## BEGIN Document excerpt

With over 30 years of experience in early education, Karina brings a deep and diverse understanding of the sector. Her practice is grounded in a strong image of child and a commitment to co-constructing meaning in a complex and ever evolving world. Karina is passionate about walking alongside teams to foster cultures of inclusion, cultural safety, collaboration, inquiry, and reflection. She supports educators to co-create curriculum that is meaningful, inclusive, and responsive to the many ways children, families, and educators make sense of their world. Deeply relational in her approach, Karina nurtures environments where children and adults alike are seen as capable, competent, and full of potential. She champions practices that honour identity, celebrate diversity, and promote a deep sense of belonging. Through intentionality and shared reflection, Karina inspires teams to see learning as a lifelong, collective journey, elevating both daily practice and the broader narrative of early childhood education.
Karina Windolf offers inspiration via a pre-Christmas LinkedIn post.
As the year draws to a close, our environments fill with gentle anticipation, rich conversations, and moments of reflection. This season often brings familiar traditions, matching crafts, neat handprints, and posed photos, though these can unintentionally quiet the child’s voice and overlook their unique identities and cultural stories.
At Mother Duck, we see children as thinkers, creators, and contributors. This Image of Child invites us to move beyond predictable, product-driven activities and toward experiences that honour agency, curiosity, and authentic expression.
When children are given pre-cut shapes, templates, or staged photo moments, their creativity and individuality become secondary. Instead, we create spaces where the process is alive, where materials invite exploration, questions spark ideas, and our ateliers reflect identity rather than replication.
In these encounters, children leave traces of their thinking and culture. Their drawings, constructions, stories, and movement show who they are becoming. This honours their identity and strengthens cultural safety, ensuring every child feels respected, included, and seen.
Rather than producing identical Christmas crafts, we invite children into conversations about kindness, gratitude, justice, and giving. This becomes a time to look outward, recognising others’ needs and understanding themselves as part of a shared world. These small acts of empathy and community connection lay the foundations of global citizenship, helping children understand diversity, fairness, and compassion.

Our pedagogy does not shift for seasonal trends, commercialism, or external expectations. We remain guided by our Ways of Being and Doing, prioritising children’s agency, cultural safety, and meaningful encounters. Celebration becomes a living expression of who we are, not a departure from our everyday practice.

## END Document excerpt
## BEGIN Record excerpts

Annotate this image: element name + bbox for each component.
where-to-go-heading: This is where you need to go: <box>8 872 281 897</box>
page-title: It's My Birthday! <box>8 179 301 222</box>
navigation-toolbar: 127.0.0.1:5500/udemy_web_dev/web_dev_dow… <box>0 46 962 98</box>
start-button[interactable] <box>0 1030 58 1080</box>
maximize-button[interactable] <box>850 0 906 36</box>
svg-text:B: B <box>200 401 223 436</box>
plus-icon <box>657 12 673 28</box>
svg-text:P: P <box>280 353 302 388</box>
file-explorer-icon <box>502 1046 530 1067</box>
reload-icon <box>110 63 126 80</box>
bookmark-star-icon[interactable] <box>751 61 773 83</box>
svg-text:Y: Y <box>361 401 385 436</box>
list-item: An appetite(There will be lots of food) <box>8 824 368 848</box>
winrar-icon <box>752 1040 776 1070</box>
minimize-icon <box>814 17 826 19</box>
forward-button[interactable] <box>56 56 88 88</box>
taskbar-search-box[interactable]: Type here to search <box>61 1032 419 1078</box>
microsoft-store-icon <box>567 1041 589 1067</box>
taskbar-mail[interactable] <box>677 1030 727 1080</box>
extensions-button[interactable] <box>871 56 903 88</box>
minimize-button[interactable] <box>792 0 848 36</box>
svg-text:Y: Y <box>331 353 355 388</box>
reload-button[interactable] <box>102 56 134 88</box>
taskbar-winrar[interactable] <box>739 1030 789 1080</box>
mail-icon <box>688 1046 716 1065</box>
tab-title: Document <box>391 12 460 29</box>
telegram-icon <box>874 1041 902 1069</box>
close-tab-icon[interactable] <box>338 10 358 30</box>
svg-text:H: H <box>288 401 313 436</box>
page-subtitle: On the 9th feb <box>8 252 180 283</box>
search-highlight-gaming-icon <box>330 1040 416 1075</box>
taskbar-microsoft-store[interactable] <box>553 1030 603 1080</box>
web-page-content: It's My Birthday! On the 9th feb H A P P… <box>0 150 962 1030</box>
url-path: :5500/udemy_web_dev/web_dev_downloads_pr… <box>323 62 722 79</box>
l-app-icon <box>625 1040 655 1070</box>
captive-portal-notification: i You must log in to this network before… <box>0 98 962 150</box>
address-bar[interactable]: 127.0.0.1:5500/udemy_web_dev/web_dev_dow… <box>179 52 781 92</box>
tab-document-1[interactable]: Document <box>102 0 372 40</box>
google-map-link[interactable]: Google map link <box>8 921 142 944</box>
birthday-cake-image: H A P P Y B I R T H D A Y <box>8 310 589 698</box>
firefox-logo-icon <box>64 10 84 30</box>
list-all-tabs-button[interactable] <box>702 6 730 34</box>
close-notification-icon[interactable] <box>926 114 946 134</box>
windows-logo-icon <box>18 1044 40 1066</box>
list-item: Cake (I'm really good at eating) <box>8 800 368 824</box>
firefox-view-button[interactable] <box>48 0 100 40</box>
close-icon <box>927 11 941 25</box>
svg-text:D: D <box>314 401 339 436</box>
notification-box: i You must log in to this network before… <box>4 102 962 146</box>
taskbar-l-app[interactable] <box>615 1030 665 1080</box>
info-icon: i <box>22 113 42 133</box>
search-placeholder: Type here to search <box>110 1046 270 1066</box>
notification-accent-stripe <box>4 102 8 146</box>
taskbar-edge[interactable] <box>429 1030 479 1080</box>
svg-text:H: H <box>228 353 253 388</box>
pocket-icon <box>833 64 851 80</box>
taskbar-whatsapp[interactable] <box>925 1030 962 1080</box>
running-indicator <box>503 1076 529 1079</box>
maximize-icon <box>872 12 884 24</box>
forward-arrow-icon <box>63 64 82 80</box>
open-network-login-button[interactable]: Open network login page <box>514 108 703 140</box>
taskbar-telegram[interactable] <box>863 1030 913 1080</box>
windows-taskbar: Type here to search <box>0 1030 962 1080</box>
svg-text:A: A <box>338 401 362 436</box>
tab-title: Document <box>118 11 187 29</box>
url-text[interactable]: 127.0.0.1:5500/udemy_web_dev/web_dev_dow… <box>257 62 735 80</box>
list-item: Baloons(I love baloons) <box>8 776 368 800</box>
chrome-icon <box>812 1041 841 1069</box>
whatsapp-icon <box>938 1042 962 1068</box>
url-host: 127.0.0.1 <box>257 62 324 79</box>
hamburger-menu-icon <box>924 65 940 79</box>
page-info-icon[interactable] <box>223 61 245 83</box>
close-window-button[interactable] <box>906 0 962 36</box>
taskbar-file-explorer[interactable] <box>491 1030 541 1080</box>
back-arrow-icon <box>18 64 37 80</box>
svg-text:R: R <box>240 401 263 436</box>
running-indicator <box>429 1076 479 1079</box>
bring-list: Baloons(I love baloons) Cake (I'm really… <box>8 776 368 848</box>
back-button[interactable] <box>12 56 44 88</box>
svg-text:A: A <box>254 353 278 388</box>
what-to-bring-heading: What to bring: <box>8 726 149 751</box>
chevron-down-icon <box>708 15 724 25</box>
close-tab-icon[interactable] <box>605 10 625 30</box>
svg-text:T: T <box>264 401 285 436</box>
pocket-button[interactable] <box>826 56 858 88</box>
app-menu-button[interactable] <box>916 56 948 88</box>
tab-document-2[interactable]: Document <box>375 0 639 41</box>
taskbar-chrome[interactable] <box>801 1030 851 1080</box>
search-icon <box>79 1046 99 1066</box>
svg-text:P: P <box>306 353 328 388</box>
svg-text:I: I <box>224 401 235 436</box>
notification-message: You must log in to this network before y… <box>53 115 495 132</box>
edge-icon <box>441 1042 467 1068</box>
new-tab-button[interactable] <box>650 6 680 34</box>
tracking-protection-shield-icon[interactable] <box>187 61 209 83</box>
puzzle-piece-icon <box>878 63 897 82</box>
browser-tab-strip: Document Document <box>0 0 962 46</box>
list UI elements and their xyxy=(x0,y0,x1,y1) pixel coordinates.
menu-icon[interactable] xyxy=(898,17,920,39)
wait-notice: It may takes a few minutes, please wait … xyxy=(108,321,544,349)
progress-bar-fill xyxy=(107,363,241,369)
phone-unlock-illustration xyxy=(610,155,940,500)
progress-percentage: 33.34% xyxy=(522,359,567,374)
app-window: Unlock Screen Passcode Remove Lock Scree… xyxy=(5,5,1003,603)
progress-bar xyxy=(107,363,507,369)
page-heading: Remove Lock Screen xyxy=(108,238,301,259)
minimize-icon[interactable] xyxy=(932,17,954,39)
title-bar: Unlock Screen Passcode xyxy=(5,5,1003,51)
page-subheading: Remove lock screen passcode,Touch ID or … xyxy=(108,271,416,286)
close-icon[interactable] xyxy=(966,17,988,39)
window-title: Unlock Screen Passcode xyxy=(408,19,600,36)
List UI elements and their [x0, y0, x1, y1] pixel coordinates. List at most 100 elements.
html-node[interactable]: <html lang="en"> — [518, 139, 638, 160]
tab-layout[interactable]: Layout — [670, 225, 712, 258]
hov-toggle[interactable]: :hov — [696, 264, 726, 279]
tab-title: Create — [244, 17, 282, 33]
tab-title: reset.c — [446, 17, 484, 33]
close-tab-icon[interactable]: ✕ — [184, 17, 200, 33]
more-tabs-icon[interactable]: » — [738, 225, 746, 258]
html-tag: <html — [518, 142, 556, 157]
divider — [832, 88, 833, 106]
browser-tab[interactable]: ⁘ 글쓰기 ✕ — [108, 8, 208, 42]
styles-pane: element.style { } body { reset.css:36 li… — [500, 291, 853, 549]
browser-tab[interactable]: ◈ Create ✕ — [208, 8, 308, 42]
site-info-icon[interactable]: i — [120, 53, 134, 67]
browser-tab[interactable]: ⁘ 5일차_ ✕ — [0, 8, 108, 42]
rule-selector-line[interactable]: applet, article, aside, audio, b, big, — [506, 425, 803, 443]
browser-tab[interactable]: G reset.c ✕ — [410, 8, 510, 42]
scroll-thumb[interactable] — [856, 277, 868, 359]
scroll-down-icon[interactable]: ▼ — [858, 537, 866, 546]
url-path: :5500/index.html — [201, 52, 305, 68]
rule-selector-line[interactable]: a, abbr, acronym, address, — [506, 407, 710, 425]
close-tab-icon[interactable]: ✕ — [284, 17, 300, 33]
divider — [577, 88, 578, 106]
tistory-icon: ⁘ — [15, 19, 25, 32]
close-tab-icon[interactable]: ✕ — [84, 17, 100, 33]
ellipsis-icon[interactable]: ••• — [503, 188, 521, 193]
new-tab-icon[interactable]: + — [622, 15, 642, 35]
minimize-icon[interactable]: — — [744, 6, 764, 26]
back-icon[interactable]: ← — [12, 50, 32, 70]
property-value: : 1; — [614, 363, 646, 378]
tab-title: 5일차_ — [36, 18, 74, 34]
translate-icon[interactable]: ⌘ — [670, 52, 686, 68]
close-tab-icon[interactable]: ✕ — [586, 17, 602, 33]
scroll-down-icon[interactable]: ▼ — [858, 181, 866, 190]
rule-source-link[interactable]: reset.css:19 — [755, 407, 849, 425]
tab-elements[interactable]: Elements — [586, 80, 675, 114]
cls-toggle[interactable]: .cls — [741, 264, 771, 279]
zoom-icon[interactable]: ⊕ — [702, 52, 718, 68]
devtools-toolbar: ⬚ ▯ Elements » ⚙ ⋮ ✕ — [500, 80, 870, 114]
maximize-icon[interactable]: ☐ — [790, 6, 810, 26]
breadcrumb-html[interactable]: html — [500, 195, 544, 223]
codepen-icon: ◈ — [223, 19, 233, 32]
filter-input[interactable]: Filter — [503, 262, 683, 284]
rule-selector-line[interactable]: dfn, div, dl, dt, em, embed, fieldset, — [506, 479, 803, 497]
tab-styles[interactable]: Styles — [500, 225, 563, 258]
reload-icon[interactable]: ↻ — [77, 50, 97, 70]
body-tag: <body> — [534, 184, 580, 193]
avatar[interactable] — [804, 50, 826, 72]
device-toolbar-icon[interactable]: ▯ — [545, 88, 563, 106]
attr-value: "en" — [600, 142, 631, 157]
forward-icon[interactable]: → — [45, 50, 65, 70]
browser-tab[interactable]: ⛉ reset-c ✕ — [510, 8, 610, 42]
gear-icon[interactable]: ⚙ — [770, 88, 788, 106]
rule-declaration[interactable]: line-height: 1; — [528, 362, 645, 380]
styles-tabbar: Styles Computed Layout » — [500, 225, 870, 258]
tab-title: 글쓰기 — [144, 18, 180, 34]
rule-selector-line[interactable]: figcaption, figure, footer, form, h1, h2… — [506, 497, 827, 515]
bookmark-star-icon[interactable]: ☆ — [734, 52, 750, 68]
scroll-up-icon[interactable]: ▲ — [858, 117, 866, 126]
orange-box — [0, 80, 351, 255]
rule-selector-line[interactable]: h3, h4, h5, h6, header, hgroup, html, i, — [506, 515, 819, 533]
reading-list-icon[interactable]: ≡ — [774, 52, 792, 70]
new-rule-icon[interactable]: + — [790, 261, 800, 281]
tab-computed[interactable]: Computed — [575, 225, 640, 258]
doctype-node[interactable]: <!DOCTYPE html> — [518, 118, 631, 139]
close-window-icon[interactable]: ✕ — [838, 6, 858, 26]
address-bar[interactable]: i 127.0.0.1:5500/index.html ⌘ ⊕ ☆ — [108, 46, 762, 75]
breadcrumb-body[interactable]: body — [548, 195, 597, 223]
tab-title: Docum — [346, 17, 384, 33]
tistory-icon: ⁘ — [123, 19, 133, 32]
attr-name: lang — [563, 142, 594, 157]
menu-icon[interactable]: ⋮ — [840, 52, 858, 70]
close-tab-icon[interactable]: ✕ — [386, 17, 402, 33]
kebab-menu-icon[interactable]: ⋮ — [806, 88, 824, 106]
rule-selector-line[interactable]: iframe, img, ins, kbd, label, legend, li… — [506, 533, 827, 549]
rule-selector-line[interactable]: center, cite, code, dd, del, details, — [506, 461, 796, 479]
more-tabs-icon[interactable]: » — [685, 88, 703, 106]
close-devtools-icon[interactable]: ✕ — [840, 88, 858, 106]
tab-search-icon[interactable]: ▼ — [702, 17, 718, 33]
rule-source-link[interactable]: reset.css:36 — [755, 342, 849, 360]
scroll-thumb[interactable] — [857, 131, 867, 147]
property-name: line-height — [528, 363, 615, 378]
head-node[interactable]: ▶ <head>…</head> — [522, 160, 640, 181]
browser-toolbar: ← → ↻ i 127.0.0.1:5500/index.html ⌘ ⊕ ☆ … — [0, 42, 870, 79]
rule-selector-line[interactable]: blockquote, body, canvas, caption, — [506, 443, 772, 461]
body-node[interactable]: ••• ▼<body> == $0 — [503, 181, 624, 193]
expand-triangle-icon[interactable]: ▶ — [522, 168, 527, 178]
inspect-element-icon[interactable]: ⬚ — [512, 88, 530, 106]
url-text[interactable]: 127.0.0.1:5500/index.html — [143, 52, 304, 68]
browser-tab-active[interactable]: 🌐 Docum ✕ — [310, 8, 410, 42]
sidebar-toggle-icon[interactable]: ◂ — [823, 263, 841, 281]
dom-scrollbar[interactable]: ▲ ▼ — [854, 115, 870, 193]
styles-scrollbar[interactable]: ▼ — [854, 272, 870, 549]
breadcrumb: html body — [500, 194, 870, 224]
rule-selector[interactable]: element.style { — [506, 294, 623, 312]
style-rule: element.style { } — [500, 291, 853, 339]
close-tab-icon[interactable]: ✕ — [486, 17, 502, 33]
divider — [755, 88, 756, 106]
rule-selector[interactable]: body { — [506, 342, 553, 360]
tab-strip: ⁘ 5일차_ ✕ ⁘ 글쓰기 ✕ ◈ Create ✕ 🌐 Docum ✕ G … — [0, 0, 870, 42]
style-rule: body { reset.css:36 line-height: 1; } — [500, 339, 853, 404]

## END Record excerpts

Exercise details →
Write the next part of the early childhood post about Christmas practice, picking up after its last sentence.

Response to this task →
Families often hold beautiful memories of their own childhood celebrations, and we honour the emotion behind these traditions. Our role is to broaden understanding and share the “why” behind our approach. When families understand the intention behind our choices, celebration becomes a shared journey, rooted in relationship, respect, and the dignity of every child.
Commentary from Dr Gai Lindsay:
Across the sector, Christmas craft often becomes a space where adult expectations take centre stage. Templates, handprint reindeer, matching cards, and assembly-line ornament production may be well intentioned, but as both documents outline, these practices easily silence children’s voices.
They prioritise adult nostalgia, aesthetics, or the desire to provide a keepsake, rather than honouring children’s agency, creativity, or cultural identities. When educators interrupt deep play to have each child “make their gift,” it unintentionally communicates that the product is more important than the learning. And when every child produces the same thing, we risk presenting an image of children as compliant, incapable, or needing adult direction to create something of “value.”
This sits in stark contrast with the values embedded in the Early Years Learning Framework (Link toVersion 2) and in the Reggio Emilia educational project, where children are positioned as capable, competent, and brimming with ideas worth taking seriously. As Karina so beautifully expresses, children are thinkers, creators, and contributors. When the environment, materials and interactions genuinely honour this identity, children leave behind traces of their thinking, their questions, their cultural stories, and their unique ways of seeing the world. These traces are far richer and more meaningful than any structured activity could ever offer.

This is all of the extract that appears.